Set exercise =>
In your copy, leave out the pictures; write out all the data exactly.

Rows =>
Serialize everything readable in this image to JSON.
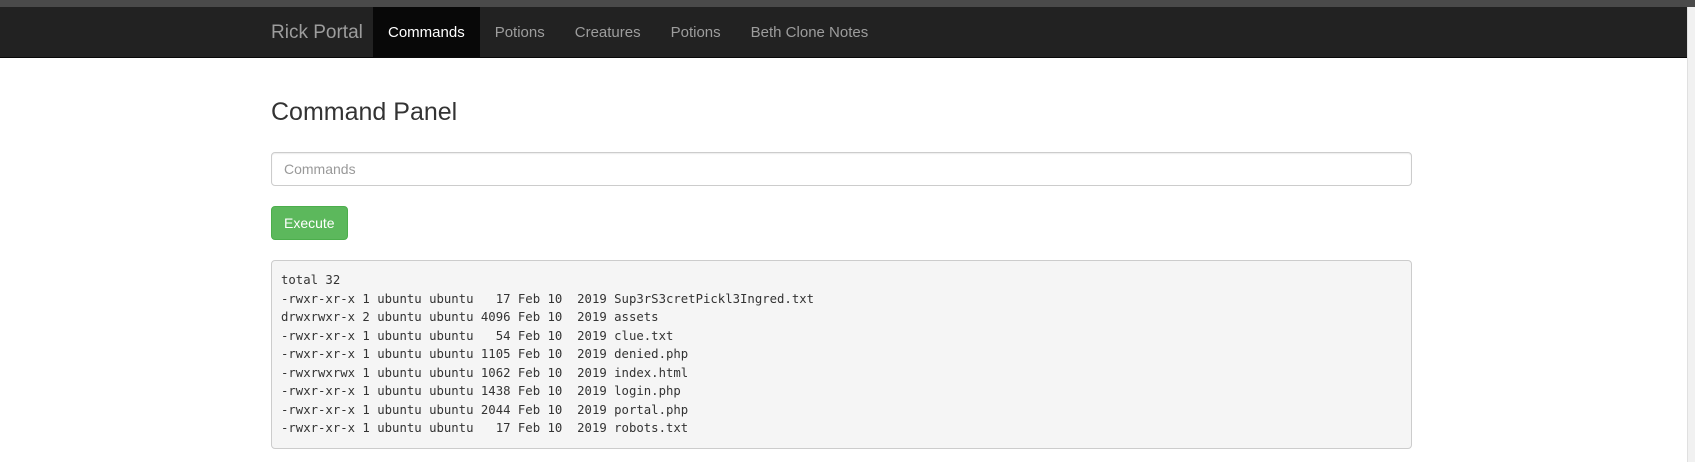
{
  "navbar": {
    "brand": "Rick Portal",
    "items": [
      {
        "label": "Commands",
        "active": true
      },
      {
        "label": "Potions",
        "active": false
      },
      {
        "label": "Creatures",
        "active": false
      },
      {
        "label": "Potions",
        "active": false
      },
      {
        "label": "Beth Clone Notes",
        "active": false
      }
    ]
  },
  "main": {
    "title": "Command Panel",
    "command_input": {
      "value": "",
      "placeholder": "Commands"
    },
    "execute_label": "Execute",
    "output_lines": [
      "total 32",
      "-rwxr-xr-x 1 ubuntu ubuntu   17 Feb 10  2019 Sup3rS3cretPickl3Ingred.txt",
      "drwxrwxr-x 2 ubuntu ubuntu 4096 Feb 10  2019 assets",
      "-rwxr-xr-x 1 ubuntu ubuntu   54 Feb 10  2019 clue.txt",
      "-rwxr-xr-x 1 ubuntu ubuntu 1105 Feb 10  2019 denied.php",
      "-rwxrwxrwx 1 ubuntu ubuntu 1062 Feb 10  2019 index.html",
      "-rwxr-xr-x 1 ubuntu ubuntu 1438 Feb 10  2019 login.php",
      "-rwxr-xr-x 1 ubuntu ubuntu 2044 Feb 10  2019 portal.php",
      "-rwxr-xr-x 1 ubuntu ubuntu   17 Feb 10  2019 robots.txt"
    ]
  },
  "colors": {
    "navbar_bg": "#222222",
    "nav_active_bg": "#080808",
    "execute_bg": "#5cb85c",
    "output_bg": "#f5f5f5"
  }
}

Output below =>
Serialize everything readable in this image to JSON.
{
  "navbar": {
    "brand": "Rick Portal",
    "items": [
      {
        "label": "Commands",
        "active": true
      },
      {
        "label": "Potions",
        "active": false
      },
      {
        "label": "Creatures",
        "active": false
      },
      {
        "label": "Potions",
        "active": false
      },
      {
        "label": "Beth Clone Notes",
        "active": false
      }
    ]
  },
  "main": {
    "title": "Command Panel",
    "command_input": {
      "value": "",
      "placeholder": "Commands"
    },
    "execute_label": "Execute",
    "output_lines": [
      "total 32",
      "-rwxr-xr-x 1 ubuntu ubuntu   17 Feb 10  2019 Sup3rS3cretPickl3Ingred.txt",
      "drwxrwxr-x 2 ubuntu ubuntu 4096 Feb 10  2019 assets",
      "-rwxr-xr-x 1 ubuntu ubuntu   54 Feb 10  2019 clue.txt",
      "-rwxr-xr-x 1 ubuntu ubuntu 1105 Feb 10  2019 denied.php",
      "-rwxrwxrwx 1 ubuntu ubuntu 1062 Feb 10  2019 index.html",
      "-rwxr-xr-x 1 ubuntu ubuntu 1438 Feb 10  2019 login.php",
      "-rwxr-xr-x 1 ubuntu ubuntu 2044 Feb 10  2019 portal.php",
      "-rwxr-xr-x 1 ubuntu ubuntu   17 Feb 10  2019 robots.txt"
    ]
  },
  "colors": {
    "navbar_bg": "#222222",
    "nav_active_bg": "#080808",
    "execute_bg": "#5cb85c",
    "output_bg": "#f5f5f5"
  }
}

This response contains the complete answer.